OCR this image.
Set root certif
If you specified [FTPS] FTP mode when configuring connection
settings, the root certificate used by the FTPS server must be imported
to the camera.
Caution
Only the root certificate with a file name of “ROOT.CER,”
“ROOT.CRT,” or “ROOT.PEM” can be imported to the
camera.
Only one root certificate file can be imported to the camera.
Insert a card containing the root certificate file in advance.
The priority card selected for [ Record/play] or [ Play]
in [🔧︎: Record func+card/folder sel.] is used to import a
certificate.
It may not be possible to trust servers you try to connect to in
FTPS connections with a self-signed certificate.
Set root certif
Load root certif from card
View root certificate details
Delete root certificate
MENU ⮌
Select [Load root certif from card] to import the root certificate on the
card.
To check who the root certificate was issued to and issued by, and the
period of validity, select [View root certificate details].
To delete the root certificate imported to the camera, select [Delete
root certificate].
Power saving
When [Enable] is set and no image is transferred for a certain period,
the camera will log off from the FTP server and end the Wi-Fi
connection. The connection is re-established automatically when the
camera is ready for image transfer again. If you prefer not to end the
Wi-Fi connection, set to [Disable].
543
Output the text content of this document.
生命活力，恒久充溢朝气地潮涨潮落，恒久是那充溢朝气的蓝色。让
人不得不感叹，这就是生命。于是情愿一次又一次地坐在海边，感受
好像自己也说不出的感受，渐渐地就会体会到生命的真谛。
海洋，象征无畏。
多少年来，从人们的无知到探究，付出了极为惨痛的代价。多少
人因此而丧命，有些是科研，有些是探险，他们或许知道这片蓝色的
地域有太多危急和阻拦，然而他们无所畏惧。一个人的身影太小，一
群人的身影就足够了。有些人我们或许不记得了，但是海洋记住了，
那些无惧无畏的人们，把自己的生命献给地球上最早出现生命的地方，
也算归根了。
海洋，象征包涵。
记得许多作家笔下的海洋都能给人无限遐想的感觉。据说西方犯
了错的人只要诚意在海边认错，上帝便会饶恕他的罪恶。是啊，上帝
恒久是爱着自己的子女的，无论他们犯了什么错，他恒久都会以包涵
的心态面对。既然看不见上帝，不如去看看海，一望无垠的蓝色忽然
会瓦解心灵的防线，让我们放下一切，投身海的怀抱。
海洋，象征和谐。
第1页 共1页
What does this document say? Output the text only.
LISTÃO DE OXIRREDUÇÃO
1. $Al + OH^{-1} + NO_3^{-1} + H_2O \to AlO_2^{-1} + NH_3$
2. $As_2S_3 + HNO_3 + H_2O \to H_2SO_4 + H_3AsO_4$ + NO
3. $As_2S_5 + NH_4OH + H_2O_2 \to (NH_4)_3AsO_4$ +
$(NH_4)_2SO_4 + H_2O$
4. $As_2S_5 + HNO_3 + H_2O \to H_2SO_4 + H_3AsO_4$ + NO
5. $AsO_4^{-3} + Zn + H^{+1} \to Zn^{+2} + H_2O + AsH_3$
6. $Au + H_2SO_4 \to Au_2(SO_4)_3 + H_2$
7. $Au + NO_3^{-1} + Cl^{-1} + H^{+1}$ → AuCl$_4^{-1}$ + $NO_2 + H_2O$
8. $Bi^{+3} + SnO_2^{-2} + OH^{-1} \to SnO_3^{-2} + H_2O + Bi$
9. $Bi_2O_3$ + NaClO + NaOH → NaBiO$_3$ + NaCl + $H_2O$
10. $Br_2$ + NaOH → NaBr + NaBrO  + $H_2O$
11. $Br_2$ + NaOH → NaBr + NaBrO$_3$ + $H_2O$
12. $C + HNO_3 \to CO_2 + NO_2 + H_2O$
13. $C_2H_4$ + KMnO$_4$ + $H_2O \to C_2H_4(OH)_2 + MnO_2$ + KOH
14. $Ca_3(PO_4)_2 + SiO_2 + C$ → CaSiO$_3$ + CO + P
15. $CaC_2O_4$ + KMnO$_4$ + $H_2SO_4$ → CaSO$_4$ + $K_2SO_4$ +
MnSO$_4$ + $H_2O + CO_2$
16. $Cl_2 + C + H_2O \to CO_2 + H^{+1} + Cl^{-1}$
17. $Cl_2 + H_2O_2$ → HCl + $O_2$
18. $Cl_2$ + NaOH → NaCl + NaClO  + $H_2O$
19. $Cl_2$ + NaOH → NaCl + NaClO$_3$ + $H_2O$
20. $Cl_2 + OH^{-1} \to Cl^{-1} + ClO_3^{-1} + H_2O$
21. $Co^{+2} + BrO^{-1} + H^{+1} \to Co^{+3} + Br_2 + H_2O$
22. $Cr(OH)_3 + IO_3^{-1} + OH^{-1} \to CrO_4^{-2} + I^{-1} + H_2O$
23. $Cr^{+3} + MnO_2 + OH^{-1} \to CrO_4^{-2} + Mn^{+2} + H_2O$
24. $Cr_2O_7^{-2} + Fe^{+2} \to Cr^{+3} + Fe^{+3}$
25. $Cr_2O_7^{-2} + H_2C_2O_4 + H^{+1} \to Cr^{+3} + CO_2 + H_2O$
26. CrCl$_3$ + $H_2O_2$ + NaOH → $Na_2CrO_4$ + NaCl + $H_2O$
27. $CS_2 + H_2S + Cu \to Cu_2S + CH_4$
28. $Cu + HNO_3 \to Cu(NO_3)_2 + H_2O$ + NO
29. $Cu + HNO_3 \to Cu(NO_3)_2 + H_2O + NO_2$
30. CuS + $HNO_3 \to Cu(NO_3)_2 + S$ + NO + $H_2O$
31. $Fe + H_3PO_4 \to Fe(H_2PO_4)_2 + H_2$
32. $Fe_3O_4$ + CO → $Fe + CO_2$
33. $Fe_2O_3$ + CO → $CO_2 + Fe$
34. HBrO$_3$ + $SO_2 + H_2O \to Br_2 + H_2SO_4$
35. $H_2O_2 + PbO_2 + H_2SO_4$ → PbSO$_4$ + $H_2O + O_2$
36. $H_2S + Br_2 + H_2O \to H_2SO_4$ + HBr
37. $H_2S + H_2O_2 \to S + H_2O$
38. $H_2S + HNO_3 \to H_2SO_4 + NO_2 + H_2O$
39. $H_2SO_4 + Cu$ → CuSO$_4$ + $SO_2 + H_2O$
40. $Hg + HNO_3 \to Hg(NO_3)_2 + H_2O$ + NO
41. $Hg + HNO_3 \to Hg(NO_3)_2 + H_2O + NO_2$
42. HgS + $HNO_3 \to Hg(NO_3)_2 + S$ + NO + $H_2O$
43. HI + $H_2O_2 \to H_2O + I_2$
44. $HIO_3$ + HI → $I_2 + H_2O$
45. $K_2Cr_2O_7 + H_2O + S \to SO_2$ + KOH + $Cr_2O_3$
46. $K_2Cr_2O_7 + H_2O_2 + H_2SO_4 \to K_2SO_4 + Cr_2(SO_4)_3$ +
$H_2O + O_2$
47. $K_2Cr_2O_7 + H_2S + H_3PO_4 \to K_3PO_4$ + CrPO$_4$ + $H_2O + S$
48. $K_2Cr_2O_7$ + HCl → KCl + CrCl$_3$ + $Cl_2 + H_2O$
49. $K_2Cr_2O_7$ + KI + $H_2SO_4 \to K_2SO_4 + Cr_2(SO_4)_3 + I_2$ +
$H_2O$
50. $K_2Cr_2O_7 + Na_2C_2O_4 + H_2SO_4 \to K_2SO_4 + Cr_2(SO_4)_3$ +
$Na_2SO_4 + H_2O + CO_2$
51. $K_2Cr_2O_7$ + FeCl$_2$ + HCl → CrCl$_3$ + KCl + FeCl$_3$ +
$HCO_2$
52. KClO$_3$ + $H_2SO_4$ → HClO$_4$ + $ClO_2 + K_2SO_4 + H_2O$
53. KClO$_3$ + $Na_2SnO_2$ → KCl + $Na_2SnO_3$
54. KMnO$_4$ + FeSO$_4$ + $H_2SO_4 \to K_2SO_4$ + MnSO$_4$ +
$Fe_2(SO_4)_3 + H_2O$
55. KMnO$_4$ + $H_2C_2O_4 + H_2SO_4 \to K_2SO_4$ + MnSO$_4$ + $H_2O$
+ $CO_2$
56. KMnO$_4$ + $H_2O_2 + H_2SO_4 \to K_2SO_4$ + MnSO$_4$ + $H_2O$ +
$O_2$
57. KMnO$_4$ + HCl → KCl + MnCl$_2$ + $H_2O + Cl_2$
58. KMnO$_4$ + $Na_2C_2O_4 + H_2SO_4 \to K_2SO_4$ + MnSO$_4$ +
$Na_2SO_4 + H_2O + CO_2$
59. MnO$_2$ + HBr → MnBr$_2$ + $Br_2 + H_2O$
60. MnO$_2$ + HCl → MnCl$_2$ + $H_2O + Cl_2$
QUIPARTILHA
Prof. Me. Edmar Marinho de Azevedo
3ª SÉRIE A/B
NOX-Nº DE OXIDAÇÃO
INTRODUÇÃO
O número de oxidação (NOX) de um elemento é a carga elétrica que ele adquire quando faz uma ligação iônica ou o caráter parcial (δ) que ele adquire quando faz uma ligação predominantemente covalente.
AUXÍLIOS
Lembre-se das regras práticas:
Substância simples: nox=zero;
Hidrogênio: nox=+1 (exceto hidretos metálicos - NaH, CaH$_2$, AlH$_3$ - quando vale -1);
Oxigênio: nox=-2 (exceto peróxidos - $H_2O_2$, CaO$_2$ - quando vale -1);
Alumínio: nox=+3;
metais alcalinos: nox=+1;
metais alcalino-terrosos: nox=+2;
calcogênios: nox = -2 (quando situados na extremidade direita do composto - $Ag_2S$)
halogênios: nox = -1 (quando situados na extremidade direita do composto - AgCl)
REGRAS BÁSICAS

## WHAT IS NEEDED
Collect the lines of the data that carry the word "Record".

## EXERCISE OUTPUT
The priority card selected for [ Record/play] or [ Play]
in [🔧︎: Record func+card/folder sel.] is used to import a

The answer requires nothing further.